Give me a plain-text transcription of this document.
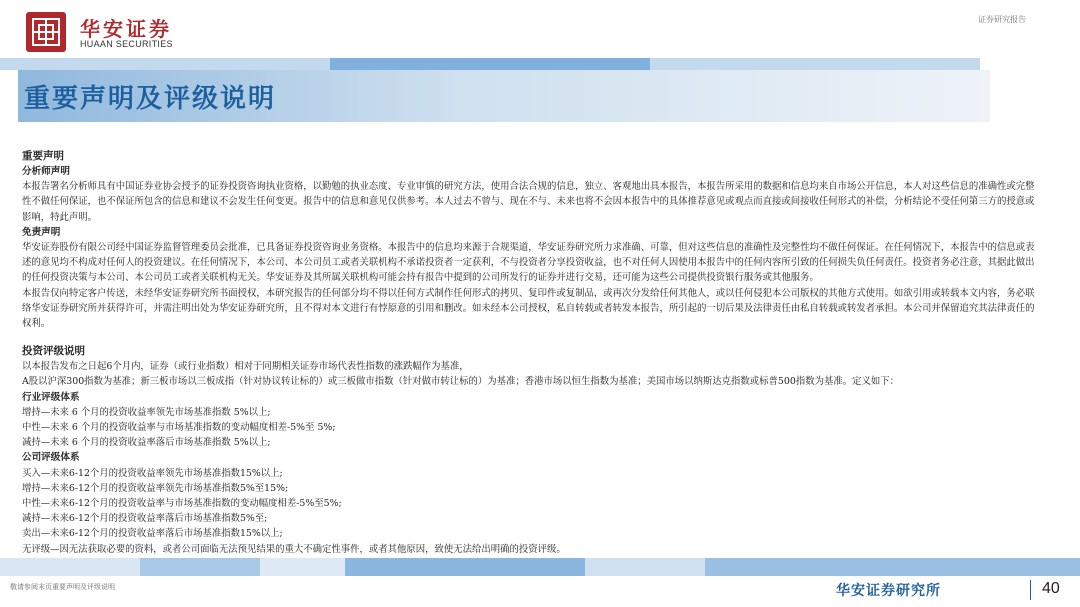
华安证券
HUAAN SECURITIES
证券研究报告
重要声明及评级说明

重要声明

分析师声明

本报告署名分析师具有中国证券业协会授予的证券投资咨询执业资格，以勤勉的执业态度、专业审慎的研究方法，使用合法合规的信息，独立、客观地出具本报告，本报告所采用的数据和信息均来自市场公开信息，本人对这些信息的准确性或完整性不做任何保证，也不保证所包含的信息和建议不会发生任何变更。报告中的信息和意见仅供参考。本人过去不曾与、现在不与、未来也将不会因本报告中的具体推荐意见或观点而直接或间接收任何形式的补偿，分析结论不受任何第三方的授意或影响，特此声明。

免责声明

华安证券股份有限公司经中国证券监督管理委员会批准，已具备证券投资咨询业务资格。本报告中的信息均来源于合规渠道，华安证券研究所力求准确、可靠，但对这些信息的准确性及完整性均不做任何保证。在任何情况下，本报告中的信息或表述的意见均不构成对任何人的投资建议。在任何情况下，本公司、本公司员工或者关联机构不承诺投资者一定获利，不与投资者分享投资收益，也不对任何人因使用本报告中的任何内容所引致的任何损失负任何责任。投资者务必注意，其据此做出的任何投资决策与本公司、本公司员工或者关联机构无关。华安证券及其所属关联机构可能会持有报告中提到的公司所发行的证券并进行交易，还可能为这些公司提供投资银行服务或其他服务。

本报告仅向特定客户传送，未经华安证券研究所书面授权，本研究报告的任何部分均不得以任何方式制作任何形式的拷贝、复印件或复制品，或再次分发给任何其他人，或以任何侵犯本公司版权的其他方式使用。如欲引用或转载本文内容，务必联络华安证券研究所并获得许可，并需注明出处为华安证券研究所，且不得对本文进行有悖原意的引用和删改。如未经本公司授权，私自转载或者转发本报告，所引起的一切后果及法律责任由私自转载或转发者承担。本公司并保留追究其法律责任的权利。

投资评级说明

以本报告发布之日起6个月内，证券（或行业指数）相对于同期相关证券市场代表性指数的涨跌幅作为基准，

A股以沪深300指数为基准；新三板市场以三板成指（针对协议转让标的）或三板做市指数（针对做市转让标的）为基准；香港市场以恒生指数为基准；美国市场以纳斯达克指数或标普500指数为基准。定义如下：

行业评级体系

增持—未来 6 个月的投资收益率领先市场基准指数 5%以上;

中性—未来 6 个月的投资收益率与市场基准指数的变动幅度相差-5%至 5%;

减持—未来 6 个月的投资收益率落后市场基准指数 5%以上;

公司评级体系

买入—未来6-12个月的投资收益率领先市场基准指数15%以上;

增持—未来6-12个月的投资收益率领先市场基准指数5%至15%;

中性—未来6-12个月的投资收益率与市场基准指数的变动幅度相差-5%至5%;

减持—未来6-12个月的投资收益率落后市场基准指数5%至;

卖出—未来6-12个月的投资收益率落后市场基准指数15%以上;

无评级—因无法获取必要的资料，或者公司面临无法预见结果的重大不确定性事件，或者其他原因，致使无法给出明确的投资评级。

敬请参阅末页重要声明及评级说明	华安证券研究所	40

Required work: Quote the records in their entirety, keeping the wording exact and excluding pictures.

Solution for this exercise:
Give me a plain-text transcription of this document.
华安证券
HUAAN SECURITIES
证券研究报告
重要声明及评级说明

重要声明

分析师声明

本报告署名分析师具有中国证券业协会授予的证券投资咨询执业资格，以勤勉的执业态度、专业审慎的研究方法，使用合法合规的信息，独立、客观地出具本报告，本报告所采用的数据和信息均来自市场公开信息，本人对这些信息的准确性或完整性不做任何保证，也不保证所包含的信息和建议不会发生任何变更。报告中的信息和意见仅供参考。本人过去不曾与、现在不与、未来也将不会因本报告中的具体推荐意见或观点而直接或间接收任何形式的补偿，分析结论不受任何第三方的授意或影响，特此声明。

免责声明

华安证券股份有限公司经中国证券监督管理委员会批准，已具备证券投资咨询业务资格。本报告中的信息均来源于合规渠道，华安证券研究所力求准确、可靠，但对这些信息的准确性及完整性均不做任何保证。在任何情况下，本报告中的信息或表述的意见均不构成对任何人的投资建议。在任何情况下，本公司、本公司员工或者关联机构不承诺投资者一定获利，不与投资者分享投资收益，也不对任何人因使用本报告中的任何内容所引致的任何损失负任何责任。投资者务必注意，其据此做出的任何投资决策与本公司、本公司员工或者关联机构无关。华安证券及其所属关联机构可能会持有报告中提到的公司所发行的证券并进行交易，还可能为这些公司提供投资银行服务或其他服务。

本报告仅向特定客户传送，未经华安证券研究所书面授权，本研究报告的任何部分均不得以任何方式制作任何形式的拷贝、复印件或复制品，或再次分发给任何其他人，或以任何侵犯本公司版权的其他方式使用。如欲引用或转载本文内容，务必联络华安证券研究所并获得许可，并需注明出处为华安证券研究所，且不得对本文进行有悖原意的引用和删改。如未经本公司授权，私自转载或者转发本报告，所引起的一切后果及法律责任由私自转载或转发者承担。本公司并保留追究其法律责任的权利。

投资评级说明

以本报告发布之日起6个月内，证券（或行业指数）相对于同期相关证券市场代表性指数的涨跌幅作为基准，

A股以沪深300指数为基准；新三板市场以三板成指（针对协议转让标的）或三板做市指数（针对做市转让标的）为基准；香港市场以恒生指数为基准；美国市场以纳斯达克指数或标普500指数为基准。定义如下：

行业评级体系

增持—未来 6 个月的投资收益率领先市场基准指数 5%以上;

中性—未来 6 个月的投资收益率与市场基准指数的变动幅度相差-5%至 5%;

减持—未来 6 个月的投资收益率落后市场基准指数 5%以上;

公司评级体系

买入—未来6-12个月的投资收益率领先市场基准指数15%以上;

增持—未来6-12个月的投资收益率领先市场基准指数5%至15%;

中性—未来6-12个月的投资收益率与市场基准指数的变动幅度相差-5%至5%;

减持—未来6-12个月的投资收益率落后市场基准指数5%至;

卖出—未来6-12个月的投资收益率落后市场基准指数15%以上;

无评级—因无法获取必要的资料，或者公司面临无法预见结果的重大不确定性事件，或者其他原因，致使无法给出明确的投资评级。

敬请参阅末页重要声明及评级说明	华安证券研究所	40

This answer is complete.